● Задание A: Перепишите полностью фрагмент об изучении арабского языка и истории арабских стран, ничего в нем не меняя.
******************************
Как и прежде, особое внимание уделялось изучению арабского языка, разработке научных проблем языка, сложились научные школы арабистов-филологов – лингвистов и литературоведов. Московская школа: профессора Б.М. Гранде, Х.К. Баранов, А.А. Ковалев, Г.Ш. Шарбатов, В.М. Белкин, Д.В. Фролов, И.М. Фильштинский, Г.М. Габучан, К.В. Одэ-Васильева, доценты В.В. Лебедев, В.С. Фотиева, А.А. Санчес.

По арабскому языку и литературе созданы качественные учебники и учебные пособия, получившие гриф соответствующего министерства. Первый такой учебник –А.А. Ковалева и Г.Ш. Шарбатова – выдержал несколько изданий.

В советское время особое внимание уделялось изучению истории арабских стран, именно тогда была продолжена старая традиция изучения средневековой истории и заложены основы изучения истории арабских стран в новое и новейшее время.

Большое значение для развития востоковедного образования имела организация в столичных университетах почти всех союзных республик востоковедных кафедр или отделений. В Москве сложились научные школы историков-арабистов: профессора Е.А. Беляев, Б.Н. Заходер, И.М. Смилянская, Р.Г. Ланда, З.И. Левин, Н.И. Иванов, Л.Н. Толов, А.М. Васильев, В.В. Наумкин, Л.И. Надирадзе, доценты В.Б. Луцкий, Н.Г. Галинин.
******************************
● Задание B: Приведите еще раз без изменений часть листинга: от его начала до строки с «Localize all elements.» включительно. Картинки в ответ не включайте.

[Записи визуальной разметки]
******************************
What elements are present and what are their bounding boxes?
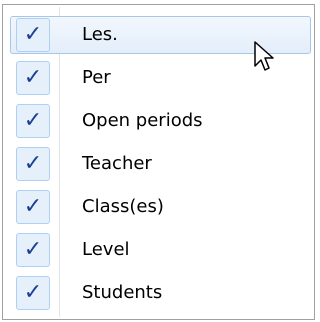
- menu-item-label: Per: [82, 67, 111, 88]
- menu-item-label: Les.: [82, 24, 118, 45]
- menu-item-level[interactable]: ✓ Level: [11, 231, 311, 274]
- menu-item-classes[interactable]: ✓ Class(es): [11, 188, 311, 231]
- checkmark-icon: ✓: [16, 147, 50, 181]
- checkmark-icon: ✓: [16, 61, 50, 95]
- menu-item-open-periods[interactable]: ✓ Open periods: [11, 102, 311, 145]
- menu-item-label: Teacher: [82, 153, 152, 174]
- checkmark-icon: ✓: [16, 190, 50, 224]
- menu-item-label: Students: [82, 282, 163, 303]
- checkmark-icon: ✓: [16, 18, 50, 52]
- menu-item-teacher[interactable]: ✓ Teacher: [11, 145, 311, 188]
- menu-item-label: Open periods: [82, 110, 203, 131]
- menu-item-label: Level: [82, 239, 130, 260]
- menu-item-label: Class(es): [82, 196, 164, 217]
- mouse-pointer-icon: [254, 41, 274, 71]
- menu-item-students[interactable]: ✓ Students: [11, 274, 311, 317]
- checkmark-icon: ✓: [16, 276, 50, 310]
- checkmark-icon: ✓: [16, 233, 50, 267]
- checkmark-icon: ✓: [16, 104, 50, 138]
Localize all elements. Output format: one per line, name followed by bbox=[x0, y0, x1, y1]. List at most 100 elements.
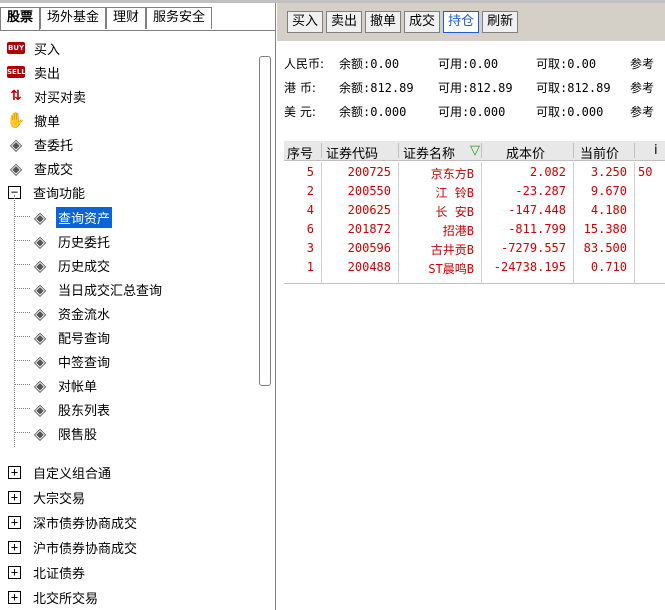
tree-item-fund-flow[interactable]: ◈ 资金流水 bbox=[30, 301, 112, 325]
balance-value: 余额:0.000 bbox=[339, 105, 407, 119]
tab-stocks[interactable]: 股票 bbox=[0, 7, 41, 31]
tree-connector bbox=[14, 312, 30, 313]
table-row[interactable]: 6 201872 招港B -811.799 15.380 bbox=[284, 220, 665, 239]
currency-label: 港 币: bbox=[284, 81, 316, 95]
diamond-icon: ◈ bbox=[33, 207, 47, 227]
cell-cost: -811.799 bbox=[508, 222, 566, 236]
expand-icon[interactable]: + bbox=[8, 540, 21, 554]
tree-item-history-orders[interactable]: ◈ 历史委托 bbox=[30, 229, 112, 253]
sell-icon: SELL bbox=[7, 66, 26, 78]
available-value: 可用:812.89 bbox=[438, 81, 513, 95]
col-header-partial[interactable]: i bbox=[654, 143, 658, 158]
col-header-cost[interactable]: 成本价 bbox=[506, 143, 545, 162]
col-header-seq[interactable]: 序号 bbox=[287, 143, 313, 162]
tree-group-sh-bond-negotiation[interactable]: + 沪市债券协商成交 bbox=[6, 535, 139, 559]
expand-icon[interactable]: + bbox=[8, 565, 21, 579]
cell-name: 长 安B bbox=[435, 205, 474, 219]
tree-group-label: 北交所交易 bbox=[33, 591, 99, 607]
swap-icon: ⇅ bbox=[10, 88, 22, 104]
tree-connector bbox=[14, 240, 30, 241]
tree-item-label: 撤单 bbox=[34, 114, 61, 130]
tab-otc-funds[interactable]: 场外基金 bbox=[40, 7, 107, 29]
tree-item-buy[interactable]: BUY 买入 bbox=[6, 36, 62, 60]
tree-group-bse-trading[interactable]: + 北交所交易 bbox=[6, 585, 100, 609]
tree-group-query[interactable]: − 查询功能 bbox=[6, 180, 87, 204]
tree-item-label: 历史成交 bbox=[58, 259, 111, 275]
cancel-hand-icon: ✋ bbox=[6, 111, 26, 129]
tree-connector bbox=[14, 336, 30, 337]
tree-group-block-trading[interactable]: + 大宗交易 bbox=[6, 485, 87, 509]
cancel-order-button[interactable]: 撤单 bbox=[365, 11, 402, 33]
cell-seq: 4 bbox=[306, 203, 314, 217]
diamond-icon: ◈ bbox=[33, 279, 47, 299]
tab-service-security[interactable]: 服务安全 bbox=[146, 7, 213, 29]
sort-desc-icon[interactable]: ▽ bbox=[470, 143, 480, 158]
tree-item-cancel-order[interactable]: ✋ 撤单 bbox=[6, 108, 62, 132]
diamond-icon: ◈ bbox=[9, 134, 23, 154]
trades-button[interactable]: 成交 bbox=[404, 11, 441, 33]
table-row[interactable]: 4 200625 长 安B -147.448 4.180 bbox=[284, 201, 665, 220]
sell-button[interactable]: 卖出 bbox=[326, 11, 363, 33]
diamond-icon: ◈ bbox=[33, 351, 47, 371]
buy-button[interactable]: 买入 bbox=[287, 11, 324, 33]
tree-item-query-assets[interactable]: ◈ 查询资产 bbox=[30, 205, 113, 229]
expand-icon[interactable]: + bbox=[8, 515, 21, 529]
tree-scrollbar-thumb[interactable] bbox=[259, 56, 271, 386]
tree-item-shareholder-list[interactable]: ◈ 股东列表 bbox=[30, 397, 112, 421]
cell-code: 200725 bbox=[347, 165, 391, 179]
tree-item-restricted-shares[interactable]: ◈ 限售股 bbox=[30, 421, 99, 445]
diamond-icon: ◈ bbox=[33, 399, 47, 419]
tree-connector bbox=[14, 384, 30, 385]
col-header-name[interactable]: 证券名称 bbox=[403, 143, 455, 162]
expand-icon[interactable]: + bbox=[8, 465, 21, 479]
col-header-price[interactable]: 当前价 bbox=[580, 143, 619, 162]
positions-button[interactable]: 持仓 bbox=[443, 11, 480, 33]
tree-connector bbox=[14, 195, 15, 447]
cell-name: 招港B bbox=[442, 224, 474, 238]
diamond-icon: ◈ bbox=[33, 231, 47, 251]
tree-item-query-orders[interactable]: ◈ 查委托 bbox=[6, 132, 75, 156]
cell-price: 15.380 bbox=[583, 222, 627, 236]
tree-item-cross-trade[interactable]: ⇅ 对买对卖 bbox=[6, 84, 88, 108]
cell-price: 9.670 bbox=[590, 184, 627, 198]
expand-icon[interactable]: + bbox=[8, 590, 21, 604]
tab-wealth[interactable]: 理财 bbox=[106, 7, 147, 29]
withdrawable-value: 可取:0.00 bbox=[536, 57, 597, 71]
content-panel: 买入 卖出 撤单 成交 持仓 刷新 人民币: 余额:0.00 可用:0.00 可… bbox=[277, 3, 665, 610]
tree-item-allotment-query[interactable]: ◈ 配号查询 bbox=[30, 325, 112, 349]
tree-group-custom-portfolio[interactable]: + 自定义组合通 bbox=[6, 460, 113, 484]
cell-cost: -23.287 bbox=[515, 184, 566, 198]
tree-item-lottery-query[interactable]: ◈ 中签查询 bbox=[30, 349, 112, 373]
expand-icon[interactable]: + bbox=[8, 490, 21, 504]
tree-item-query-trades[interactable]: ◈ 查成交 bbox=[6, 156, 75, 180]
table-row[interactable]: 3 200596 古井贡B -7279.557 83.500 bbox=[284, 239, 665, 258]
tree-connector bbox=[14, 360, 30, 361]
table-row[interactable]: 2 200550 江 铃B -23.287 9.670 bbox=[284, 182, 665, 201]
fund-summary: 人民币: 余额:0.00 可用:0.00 可取:0.00 参考 港 币: 余额:… bbox=[277, 45, 665, 135]
tree-item-statement[interactable]: ◈ 对帐单 bbox=[30, 373, 99, 397]
refresh-button[interactable]: 刷新 bbox=[482, 11, 519, 33]
diamond-icon: ◈ bbox=[33, 375, 47, 395]
tree-item-label: 查询资产 bbox=[56, 206, 113, 228]
tree-group-label: 自定义组合通 bbox=[33, 466, 112, 482]
cell-cost: 2.082 bbox=[529, 165, 566, 179]
tree-item-history-trades[interactable]: ◈ 历史成交 bbox=[30, 253, 112, 277]
balance-value: 余额:812.89 bbox=[339, 81, 414, 95]
tree-item-sell[interactable]: SELL 卖出 bbox=[6, 60, 62, 84]
tree-group-label: 查询功能 bbox=[33, 186, 86, 202]
balance-value: 余额:0.00 bbox=[339, 57, 400, 71]
tree-group-sz-bond-negotiation[interactable]: + 深市债券协商成交 bbox=[6, 510, 139, 534]
cell-seq: 2 bbox=[306, 184, 314, 198]
table-row[interactable]: 1 200488 ST晨鸣B -24738.195 0.710 bbox=[284, 258, 665, 277]
col-header-code[interactable]: 证券代码 bbox=[326, 143, 378, 162]
tree-group-label: 大宗交易 bbox=[33, 491, 86, 507]
tree-item-label: 对帐单 bbox=[58, 379, 98, 395]
tree-group-bse-bonds[interactable]: + 北证债券 bbox=[6, 560, 87, 584]
tree-item-label: 股东列表 bbox=[58, 403, 111, 419]
withdrawable-value: 可取:0.000 bbox=[536, 105, 604, 119]
cell-name: 京东方B bbox=[430, 167, 474, 181]
diamond-icon: ◈ bbox=[33, 327, 47, 347]
tree-item-daily-trade-summary[interactable]: ◈ 当日成交汇总查询 bbox=[30, 277, 164, 301]
table-row[interactable]: 5 200725 京东方B 2.082 3.250 50 bbox=[284, 163, 665, 182]
tree-item-label: 查委托 bbox=[34, 138, 74, 154]
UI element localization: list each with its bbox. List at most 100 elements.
******************************
● Правильный ответ A:
Как и прежде, особое внимание уделялось изучению арабского языка, разработке научных проблем языка, сложились научные школы арабистов-филологов – лингвистов и литературоведов. Московская школа: профессора Б.М. Гранде, Х.К. Баранов, А.А. Ковалев, Г.Ш. Шарбатов, В.М. Белкин, Д.В. Фролов, И.М. Фильштинский, Г.М. Габучан, К.В. Одэ-Васильева, доценты В.В. Лебедев, В.С. Фотиева, А.А. Санчес.

По арабскому языку и литературе созданы качественные учебники и учебные пособия, получившие гриф соответствующего министерства. Первый такой учебник –А.А. Ковалева и Г.Ш. Шарбатова – выдержал несколько изданий.

В советское время особое внимание уделялось изучению истории арабских стран, именно тогда была продолжена старая традиция изучения средневековой истории и заложены основы изучения истории арабских стран в новое и новейшее время.

Большое значение для развития востоковедного образования имела организация в столичных университетах почти всех союзных республик востоковедных кафедр или отделений. В Москве сложились научные школы историков-арабистов: профессора Е.А. Беляев, Б.Н. Заходер, И.М. Смилянская, Р.Г. Ланда, З.И. Левин, Н.И. Иванов, Л.Н. Толов, А.М. Васильев, В.В. Наумкин, Л.И. Надирадзе, доценты В.Б. Луцкий, Н.Г. Галинин.

● Правильный ответ B:
What elements are present and what are their bounding boxes?
- menu-item-label: Per: [82, 67, 111, 88]
- menu-item-label: Les.: [82, 24, 118, 45]
- menu-item-level[interactable]: ✓ Level: [11, 231, 311, 274]
- menu-item-classes[interactable]: ✓ Class(es): [11, 188, 311, 231]
- checkmark-icon: ✓: [16, 147, 50, 181]
- checkmark-icon: ✓: [16, 61, 50, 95]
- menu-item-open-periods[interactable]: ✓ Open periods: [11, 102, 311, 145]
- menu-item-label: Teacher: [82, 153, 152, 174]
- checkmark-icon: ✓: [16, 190, 50, 224]
- menu-item-label: Students: [82, 282, 163, 303]
- checkmark-icon: ✓: [16, 18, 50, 52]
- menu-item-teacher[interactable]: ✓ Teacher: [11, 145, 311, 188]
- menu-item-label: Open periods: [82, 110, 203, 131]
- menu-item-label: Level: [82, 239, 130, 260]
- menu-item-label: Class(es): [82, 196, 164, 217]
- mouse-pointer-icon: [254, 41, 274, 71]
- menu-item-students[interactable]: ✓ Students: [11, 274, 311, 317]
- checkmark-icon: ✓: [16, 276, 50, 310]
- checkmark-icon: ✓: [16, 233, 50, 267]
- checkmark-icon: ✓: [16, 104, 50, 138]
Localize all elements. Output format: one per line, name followed by bbox=[x0, y0, x1, y1]. List at most 100 elements.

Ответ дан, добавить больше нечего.